■ Stated task
Repeat the entire listing exactly as written.

== == ==

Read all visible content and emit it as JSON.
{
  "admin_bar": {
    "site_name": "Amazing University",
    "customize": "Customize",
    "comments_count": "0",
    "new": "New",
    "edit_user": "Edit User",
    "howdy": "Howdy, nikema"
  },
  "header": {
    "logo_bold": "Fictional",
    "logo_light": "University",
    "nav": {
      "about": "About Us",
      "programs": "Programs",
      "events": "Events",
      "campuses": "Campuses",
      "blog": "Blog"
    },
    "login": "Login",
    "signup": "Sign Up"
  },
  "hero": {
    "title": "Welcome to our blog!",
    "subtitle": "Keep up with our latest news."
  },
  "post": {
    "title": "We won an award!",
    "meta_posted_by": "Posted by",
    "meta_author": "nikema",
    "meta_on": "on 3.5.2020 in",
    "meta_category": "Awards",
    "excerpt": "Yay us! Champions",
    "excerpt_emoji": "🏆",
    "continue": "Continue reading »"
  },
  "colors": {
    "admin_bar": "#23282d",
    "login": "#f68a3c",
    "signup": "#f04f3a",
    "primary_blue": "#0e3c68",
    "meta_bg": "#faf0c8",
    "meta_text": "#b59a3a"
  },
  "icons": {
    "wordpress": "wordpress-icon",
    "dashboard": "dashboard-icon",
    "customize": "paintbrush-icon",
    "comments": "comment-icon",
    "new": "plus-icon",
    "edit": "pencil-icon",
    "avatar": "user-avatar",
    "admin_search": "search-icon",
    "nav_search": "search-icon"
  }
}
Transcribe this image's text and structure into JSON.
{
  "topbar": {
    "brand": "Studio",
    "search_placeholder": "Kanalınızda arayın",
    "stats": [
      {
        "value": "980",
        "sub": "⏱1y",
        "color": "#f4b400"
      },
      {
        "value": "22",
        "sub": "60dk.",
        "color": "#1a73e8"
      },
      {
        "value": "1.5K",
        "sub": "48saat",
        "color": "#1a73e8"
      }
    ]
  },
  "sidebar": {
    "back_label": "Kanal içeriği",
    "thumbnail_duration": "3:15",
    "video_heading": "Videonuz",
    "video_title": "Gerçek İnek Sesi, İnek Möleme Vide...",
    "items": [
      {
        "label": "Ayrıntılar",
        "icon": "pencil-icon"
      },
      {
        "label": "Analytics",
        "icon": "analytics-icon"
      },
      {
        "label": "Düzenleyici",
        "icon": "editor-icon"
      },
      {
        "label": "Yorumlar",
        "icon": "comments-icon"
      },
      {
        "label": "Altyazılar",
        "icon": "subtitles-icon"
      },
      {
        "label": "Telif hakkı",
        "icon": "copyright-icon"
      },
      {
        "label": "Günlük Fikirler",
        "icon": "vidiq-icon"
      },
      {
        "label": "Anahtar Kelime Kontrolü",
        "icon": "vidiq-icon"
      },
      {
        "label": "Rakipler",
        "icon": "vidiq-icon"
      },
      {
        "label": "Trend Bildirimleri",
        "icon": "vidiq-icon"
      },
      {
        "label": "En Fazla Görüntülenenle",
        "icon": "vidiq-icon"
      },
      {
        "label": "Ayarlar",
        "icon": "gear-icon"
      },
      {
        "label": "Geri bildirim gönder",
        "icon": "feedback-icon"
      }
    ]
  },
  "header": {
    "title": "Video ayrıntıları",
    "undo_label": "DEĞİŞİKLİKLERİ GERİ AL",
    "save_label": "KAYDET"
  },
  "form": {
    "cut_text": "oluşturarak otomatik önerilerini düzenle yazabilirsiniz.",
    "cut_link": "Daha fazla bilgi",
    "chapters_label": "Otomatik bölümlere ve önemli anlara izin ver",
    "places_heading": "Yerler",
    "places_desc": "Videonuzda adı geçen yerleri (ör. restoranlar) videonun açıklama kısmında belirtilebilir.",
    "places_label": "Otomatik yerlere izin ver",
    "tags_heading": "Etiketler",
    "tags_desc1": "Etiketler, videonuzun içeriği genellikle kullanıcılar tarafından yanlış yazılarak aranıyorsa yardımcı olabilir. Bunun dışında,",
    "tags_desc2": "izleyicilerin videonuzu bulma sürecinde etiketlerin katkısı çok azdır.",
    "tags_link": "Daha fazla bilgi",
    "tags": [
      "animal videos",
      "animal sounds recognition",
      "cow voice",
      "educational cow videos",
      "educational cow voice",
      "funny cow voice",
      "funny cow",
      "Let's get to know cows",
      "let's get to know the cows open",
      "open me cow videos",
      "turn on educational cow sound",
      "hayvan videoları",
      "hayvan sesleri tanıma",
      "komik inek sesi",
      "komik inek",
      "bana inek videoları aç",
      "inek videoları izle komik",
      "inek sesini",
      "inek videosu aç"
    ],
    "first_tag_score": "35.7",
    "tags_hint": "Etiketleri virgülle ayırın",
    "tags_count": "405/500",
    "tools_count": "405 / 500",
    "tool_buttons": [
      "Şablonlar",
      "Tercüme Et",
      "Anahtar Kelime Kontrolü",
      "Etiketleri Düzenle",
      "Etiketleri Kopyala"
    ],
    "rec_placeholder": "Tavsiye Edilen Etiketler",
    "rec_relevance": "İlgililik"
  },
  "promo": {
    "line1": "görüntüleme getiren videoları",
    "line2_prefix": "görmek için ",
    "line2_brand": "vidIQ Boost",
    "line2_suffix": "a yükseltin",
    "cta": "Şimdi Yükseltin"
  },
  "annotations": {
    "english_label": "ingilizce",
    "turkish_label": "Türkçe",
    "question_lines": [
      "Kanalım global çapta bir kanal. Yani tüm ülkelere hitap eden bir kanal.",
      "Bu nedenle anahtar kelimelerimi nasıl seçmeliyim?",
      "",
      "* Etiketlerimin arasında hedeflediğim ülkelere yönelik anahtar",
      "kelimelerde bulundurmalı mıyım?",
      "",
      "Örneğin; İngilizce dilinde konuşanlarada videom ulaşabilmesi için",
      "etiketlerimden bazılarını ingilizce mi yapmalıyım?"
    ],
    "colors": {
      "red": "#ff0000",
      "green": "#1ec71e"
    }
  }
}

== == ==

■ Task response
Read all visible content and emit it as JSON.
{
  "admin_bar": {
    "site_name": "Amazing University",
    "customize": "Customize",
    "comments_count": "0",
    "new": "New",
    "edit_user": "Edit User",
    "howdy": "Howdy, nikema"
  },
  "header": {
    "logo_bold": "Fictional",
    "logo_light": "University",
    "nav": {
      "about": "About Us",
      "programs": "Programs",
      "events": "Events",
      "campuses": "Campuses",
      "blog": "Blog"
    },
    "login": "Login",
    "signup": "Sign Up"
  },
  "hero": {
    "title": "Welcome to our blog!",
    "subtitle": "Keep up with our latest news."
  },
  "post": {
    "title": "We won an award!",
    "meta_posted_by": "Posted by",
    "meta_author": "nikema",
    "meta_on": "on 3.5.2020 in",
    "meta_category": "Awards",
    "excerpt": "Yay us! Champions",
    "excerpt_emoji": "🏆",
    "continue": "Continue reading »"
  },
  "colors": {
    "admin_bar": "#23282d",
    "login": "#f68a3c",
    "signup": "#f04f3a",
    "primary_blue": "#0e3c68",
    "meta_bg": "#faf0c8",
    "meta_text": "#b59a3a"
  },
  "icons": {
    "wordpress": "wordpress-icon",
    "dashboard": "dashboard-icon",
    "customize": "paintbrush-icon",
    "comments": "comment-icon",
    "new": "plus-icon",
    "edit": "pencil-icon",
    "avatar": "user-avatar",
    "admin_search": "search-icon",
    "nav_search": "search-icon"
  }
}
Transcribe this image's text and structure into JSON.
{
  "topbar": {
    "brand": "Studio",
    "search_placeholder": "Kanalınızda arayın",
    "stats": [
      {
        "value": "980",
        "sub": "⏱1y",
        "color": "#f4b400"
      },
      {
        "value": "22",
        "sub": "60dk.",
        "color": "#1a73e8"
      },
      {
        "value": "1.5K",
        "sub": "48saat",
        "color": "#1a73e8"
      }
    ]
  },
  "sidebar": {
    "back_label": "Kanal içeriği",
    "thumbnail_duration": "3:15",
    "video_heading": "Videonuz",
    "video_title": "Gerçek İnek Sesi, İnek Möleme Vide...",
    "items": [
      {
        "label": "Ayrıntılar",
        "icon": "pencil-icon"
      },
      {
        "label": "Analytics",
        "icon": "analytics-icon"
      },
      {
        "label": "Düzenleyici",
        "icon": "editor-icon"
      },
      {
        "label": "Yorumlar",
        "icon": "comments-icon"
      },
      {
        "label": "Altyazılar",
        "icon": "subtitles-icon"
      },
      {
        "label": "Telif hakkı",
        "icon": "copyright-icon"
      },
      {
        "label": "Günlük Fikirler",
        "icon": "vidiq-icon"
      },
      {
        "label": "Anahtar Kelime Kontrolü",
        "icon": "vidiq-icon"
      },
      {
        "label": "Rakipler",
        "icon": "vidiq-icon"
      },
      {
        "label": "Trend Bildirimleri",
        "icon": "vidiq-icon"
      },
      {
        "label": "En Fazla Görüntülenenle",
        "icon": "vidiq-icon"
      },
      {
        "label": "Ayarlar",
        "icon": "gear-icon"
      },
      {
        "label": "Geri bildirim gönder",
        "icon": "feedback-icon"
      }
    ]
  },
  "header": {
    "title": "Video ayrıntıları",
    "undo_label": "DEĞİŞİKLİKLERİ GERİ AL",
    "save_label": "KAYDET"
  },
  "form": {
    "cut_text": "oluşturarak otomatik önerilerini düzenle yazabilirsiniz.",
    "cut_link": "Daha fazla bilgi",
    "chapters_label": "Otomatik bölümlere ve önemli anlara izin ver",
    "places_heading": "Yerler",
    "places_desc": "Videonuzda adı geçen yerleri (ör. restoranlar) videonun açıklama kısmında belirtilebilir.",
    "places_label": "Otomatik yerlere izin ver",
    "tags_heading": "Etiketler",
    "tags_desc1": "Etiketler, videonuzun içeriği genellikle kullanıcılar tarafından yanlış yazılarak aranıyorsa yardımcı olabilir. Bunun dışında,",
    "tags_desc2": "izleyicilerin videonuzu bulma sürecinde etiketlerin katkısı çok azdır.",
    "tags_link": "Daha fazla bilgi",
    "tags": [
      "animal videos",
      "animal sounds recognition",
      "cow voice",
      "educational cow videos",
      "educational cow voice",
      "funny cow voice",
      "funny cow",
      "Let's get to know cows",
      "let's get to know the cows open",
      "open me cow videos",
      "turn on educational cow sound",
      "hayvan videoları",
      "hayvan sesleri tanıma",
      "komik inek sesi",
      "komik inek",
      "bana inek videoları aç",
      "inek videoları izle komik",
      "inek sesini",
      "inek videosu aç"
    ],
    "first_tag_score": "35.7",
    "tags_hint": "Etiketleri virgülle ayırın",
    "tags_count": "405/500",
    "tools_count": "405 / 500",
    "tool_buttons": [
      "Şablonlar",
      "Tercüme Et",
      "Anahtar Kelime Kontrolü",
      "Etiketleri Düzenle",
      "Etiketleri Kopyala"
    ],
    "rec_placeholder": "Tavsiye Edilen Etiketler",
    "rec_relevance": "İlgililik"
  },
  "promo": {
    "line1": "görüntüleme getiren videoları",
    "line2_prefix": "görmek için ",
    "line2_brand": "vidIQ Boost",
    "line2_suffix": "a yükseltin",
    "cta": "Şimdi Yükseltin"
  },
  "annotations": {
    "english_label": "ingilizce",
    "turkish_label": "Türkçe",
    "question_lines": [
      "Kanalım global çapta bir kanal. Yani tüm ülkelere hitap eden bir kanal.",
      "Bu nedenle anahtar kelimelerimi nasıl seçmeliyim?",
      "",
      "* Etiketlerimin arasında hedeflediğim ülkelere yönelik anahtar",
      "kelimelerde bulundurmalı mıyım?",
      "",
      "Örneğin; İngilizce dilinde konuşanlarada videom ulaşabilmesi için",
      "etiketlerimden bazılarını ingilizce mi yapmalıyım?"
    ],
    "colors": {
      "red": "#ff0000",
      "green": "#1ec71e"
    }
  }
}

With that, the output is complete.